◆ Exercise brief:
What is the number of lines holding the word "Futures"? Give that number alone.

◆ Material provided:
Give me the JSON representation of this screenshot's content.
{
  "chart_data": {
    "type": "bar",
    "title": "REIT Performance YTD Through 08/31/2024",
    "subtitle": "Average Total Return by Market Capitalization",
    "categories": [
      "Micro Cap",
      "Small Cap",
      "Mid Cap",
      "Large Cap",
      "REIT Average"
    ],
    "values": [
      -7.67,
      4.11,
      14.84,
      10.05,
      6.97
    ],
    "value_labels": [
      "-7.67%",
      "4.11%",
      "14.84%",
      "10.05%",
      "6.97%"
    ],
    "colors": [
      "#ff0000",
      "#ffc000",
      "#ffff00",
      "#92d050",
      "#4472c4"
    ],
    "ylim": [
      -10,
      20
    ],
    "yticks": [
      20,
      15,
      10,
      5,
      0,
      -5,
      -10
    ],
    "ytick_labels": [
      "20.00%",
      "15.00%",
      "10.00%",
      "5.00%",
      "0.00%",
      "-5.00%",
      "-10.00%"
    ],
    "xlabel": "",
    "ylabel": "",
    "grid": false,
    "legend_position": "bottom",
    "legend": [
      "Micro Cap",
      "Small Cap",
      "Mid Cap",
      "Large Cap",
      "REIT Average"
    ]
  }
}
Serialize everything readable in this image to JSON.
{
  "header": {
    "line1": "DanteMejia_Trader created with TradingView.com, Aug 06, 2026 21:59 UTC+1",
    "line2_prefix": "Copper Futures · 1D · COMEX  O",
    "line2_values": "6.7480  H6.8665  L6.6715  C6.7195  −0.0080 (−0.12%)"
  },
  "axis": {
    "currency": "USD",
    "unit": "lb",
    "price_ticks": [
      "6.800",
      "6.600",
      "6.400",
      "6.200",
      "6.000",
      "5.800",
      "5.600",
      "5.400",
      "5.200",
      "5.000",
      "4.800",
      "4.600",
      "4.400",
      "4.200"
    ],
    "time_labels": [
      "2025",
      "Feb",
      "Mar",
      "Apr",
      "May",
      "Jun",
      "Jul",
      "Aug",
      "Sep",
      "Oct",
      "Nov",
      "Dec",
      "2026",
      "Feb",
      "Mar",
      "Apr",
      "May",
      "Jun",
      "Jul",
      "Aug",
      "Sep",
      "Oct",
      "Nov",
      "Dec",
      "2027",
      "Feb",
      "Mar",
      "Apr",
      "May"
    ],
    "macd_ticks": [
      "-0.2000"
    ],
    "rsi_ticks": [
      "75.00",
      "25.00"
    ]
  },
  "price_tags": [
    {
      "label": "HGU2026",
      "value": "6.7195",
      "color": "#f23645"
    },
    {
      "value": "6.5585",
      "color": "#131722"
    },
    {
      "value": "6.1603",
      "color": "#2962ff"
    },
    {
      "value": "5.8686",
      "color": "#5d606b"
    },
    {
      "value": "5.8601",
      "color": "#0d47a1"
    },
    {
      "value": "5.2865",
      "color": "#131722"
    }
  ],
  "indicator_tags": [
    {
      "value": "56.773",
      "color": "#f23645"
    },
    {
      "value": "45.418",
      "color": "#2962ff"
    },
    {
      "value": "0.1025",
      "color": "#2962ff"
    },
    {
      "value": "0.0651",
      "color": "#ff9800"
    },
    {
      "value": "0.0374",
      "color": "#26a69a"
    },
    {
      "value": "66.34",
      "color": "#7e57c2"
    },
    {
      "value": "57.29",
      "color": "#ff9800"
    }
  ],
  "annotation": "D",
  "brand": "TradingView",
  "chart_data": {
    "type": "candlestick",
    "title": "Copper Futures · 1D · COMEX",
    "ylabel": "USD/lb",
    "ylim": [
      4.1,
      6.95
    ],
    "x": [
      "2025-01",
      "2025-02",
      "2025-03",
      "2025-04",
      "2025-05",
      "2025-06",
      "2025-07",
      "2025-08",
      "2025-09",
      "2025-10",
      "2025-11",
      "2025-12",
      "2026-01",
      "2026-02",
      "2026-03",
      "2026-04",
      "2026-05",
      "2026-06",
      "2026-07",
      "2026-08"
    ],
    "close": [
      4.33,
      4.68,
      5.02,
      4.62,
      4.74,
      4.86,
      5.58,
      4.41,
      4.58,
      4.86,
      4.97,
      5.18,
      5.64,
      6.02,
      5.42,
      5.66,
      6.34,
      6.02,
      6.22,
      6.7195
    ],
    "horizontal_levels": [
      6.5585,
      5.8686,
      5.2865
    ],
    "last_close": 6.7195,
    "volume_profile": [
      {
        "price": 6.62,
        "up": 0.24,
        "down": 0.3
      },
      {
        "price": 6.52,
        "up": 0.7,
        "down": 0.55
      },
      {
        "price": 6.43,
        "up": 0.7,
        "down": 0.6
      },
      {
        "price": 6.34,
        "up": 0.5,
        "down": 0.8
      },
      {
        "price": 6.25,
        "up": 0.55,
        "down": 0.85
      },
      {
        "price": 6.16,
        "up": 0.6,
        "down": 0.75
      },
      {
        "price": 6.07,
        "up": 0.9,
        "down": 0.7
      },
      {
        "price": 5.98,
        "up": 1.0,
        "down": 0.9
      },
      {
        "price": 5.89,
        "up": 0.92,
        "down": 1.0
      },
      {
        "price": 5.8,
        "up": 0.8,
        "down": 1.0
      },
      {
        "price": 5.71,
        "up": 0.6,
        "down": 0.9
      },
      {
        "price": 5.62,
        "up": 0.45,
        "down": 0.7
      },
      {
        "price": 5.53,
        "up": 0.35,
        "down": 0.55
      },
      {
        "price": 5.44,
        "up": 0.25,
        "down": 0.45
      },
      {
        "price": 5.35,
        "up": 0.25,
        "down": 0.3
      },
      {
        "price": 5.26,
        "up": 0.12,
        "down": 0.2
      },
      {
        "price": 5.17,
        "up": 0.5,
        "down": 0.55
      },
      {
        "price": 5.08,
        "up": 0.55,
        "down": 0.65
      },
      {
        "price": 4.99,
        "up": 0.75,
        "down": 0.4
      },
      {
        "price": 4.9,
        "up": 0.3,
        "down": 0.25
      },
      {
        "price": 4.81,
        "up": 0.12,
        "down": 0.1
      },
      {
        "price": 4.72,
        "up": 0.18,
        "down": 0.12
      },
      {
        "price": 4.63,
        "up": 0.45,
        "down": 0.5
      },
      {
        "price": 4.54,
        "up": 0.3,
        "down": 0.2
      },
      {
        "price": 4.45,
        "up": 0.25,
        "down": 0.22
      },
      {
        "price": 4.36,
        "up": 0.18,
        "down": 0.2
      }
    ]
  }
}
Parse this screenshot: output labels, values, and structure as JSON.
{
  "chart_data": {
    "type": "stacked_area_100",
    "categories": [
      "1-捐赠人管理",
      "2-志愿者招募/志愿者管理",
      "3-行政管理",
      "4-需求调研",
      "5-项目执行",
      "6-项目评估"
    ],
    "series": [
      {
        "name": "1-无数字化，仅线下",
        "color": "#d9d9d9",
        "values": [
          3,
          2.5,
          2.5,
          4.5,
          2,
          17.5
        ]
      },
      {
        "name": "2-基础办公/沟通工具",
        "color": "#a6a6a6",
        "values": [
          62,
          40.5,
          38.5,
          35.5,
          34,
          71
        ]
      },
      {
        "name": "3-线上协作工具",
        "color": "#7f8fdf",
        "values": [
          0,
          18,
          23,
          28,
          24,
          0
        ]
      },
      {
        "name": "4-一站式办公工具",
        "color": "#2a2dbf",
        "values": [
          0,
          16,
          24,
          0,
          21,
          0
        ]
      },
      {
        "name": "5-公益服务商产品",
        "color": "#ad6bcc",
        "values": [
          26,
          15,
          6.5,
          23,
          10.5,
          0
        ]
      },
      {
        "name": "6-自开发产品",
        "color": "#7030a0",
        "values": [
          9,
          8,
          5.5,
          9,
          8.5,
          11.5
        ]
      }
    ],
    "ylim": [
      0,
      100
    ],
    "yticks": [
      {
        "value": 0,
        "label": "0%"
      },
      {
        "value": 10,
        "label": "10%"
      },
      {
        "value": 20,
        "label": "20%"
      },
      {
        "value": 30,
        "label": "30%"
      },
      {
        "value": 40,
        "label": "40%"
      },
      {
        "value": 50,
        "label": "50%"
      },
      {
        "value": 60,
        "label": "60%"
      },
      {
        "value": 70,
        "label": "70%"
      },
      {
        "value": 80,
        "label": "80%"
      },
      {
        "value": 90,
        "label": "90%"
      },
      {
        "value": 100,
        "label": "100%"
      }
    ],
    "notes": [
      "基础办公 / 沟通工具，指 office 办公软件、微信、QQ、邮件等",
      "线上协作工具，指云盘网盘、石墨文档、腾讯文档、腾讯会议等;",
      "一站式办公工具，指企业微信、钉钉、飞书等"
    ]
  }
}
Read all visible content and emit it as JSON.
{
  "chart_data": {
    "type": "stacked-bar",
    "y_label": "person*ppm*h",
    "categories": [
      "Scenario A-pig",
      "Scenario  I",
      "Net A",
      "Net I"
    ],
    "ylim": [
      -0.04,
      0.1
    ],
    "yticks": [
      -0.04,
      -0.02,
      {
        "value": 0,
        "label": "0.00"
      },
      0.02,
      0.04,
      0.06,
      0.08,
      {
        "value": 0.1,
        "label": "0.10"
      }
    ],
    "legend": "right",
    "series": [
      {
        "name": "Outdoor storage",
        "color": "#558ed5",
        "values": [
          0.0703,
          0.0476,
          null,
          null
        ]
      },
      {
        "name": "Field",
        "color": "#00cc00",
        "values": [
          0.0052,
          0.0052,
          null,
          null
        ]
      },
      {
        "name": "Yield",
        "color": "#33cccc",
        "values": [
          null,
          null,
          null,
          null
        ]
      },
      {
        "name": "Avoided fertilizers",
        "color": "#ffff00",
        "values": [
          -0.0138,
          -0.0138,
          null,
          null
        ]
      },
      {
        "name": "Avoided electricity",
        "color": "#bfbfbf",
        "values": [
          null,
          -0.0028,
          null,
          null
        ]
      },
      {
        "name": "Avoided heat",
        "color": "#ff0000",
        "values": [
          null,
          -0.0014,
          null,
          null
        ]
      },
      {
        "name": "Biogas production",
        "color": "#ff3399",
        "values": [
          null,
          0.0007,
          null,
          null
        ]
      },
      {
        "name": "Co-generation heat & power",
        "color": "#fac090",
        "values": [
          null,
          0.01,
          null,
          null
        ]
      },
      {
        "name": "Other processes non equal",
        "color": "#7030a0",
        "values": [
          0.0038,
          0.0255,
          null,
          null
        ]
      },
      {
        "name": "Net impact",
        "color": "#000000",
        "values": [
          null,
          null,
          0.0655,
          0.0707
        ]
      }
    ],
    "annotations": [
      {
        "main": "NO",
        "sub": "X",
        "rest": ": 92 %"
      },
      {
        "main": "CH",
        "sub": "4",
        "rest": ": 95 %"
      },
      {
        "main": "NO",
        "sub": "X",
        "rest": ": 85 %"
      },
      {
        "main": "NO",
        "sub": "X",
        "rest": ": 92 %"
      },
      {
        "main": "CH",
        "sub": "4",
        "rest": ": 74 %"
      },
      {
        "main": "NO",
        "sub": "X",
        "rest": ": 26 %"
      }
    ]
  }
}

◆ Solved exercise:
2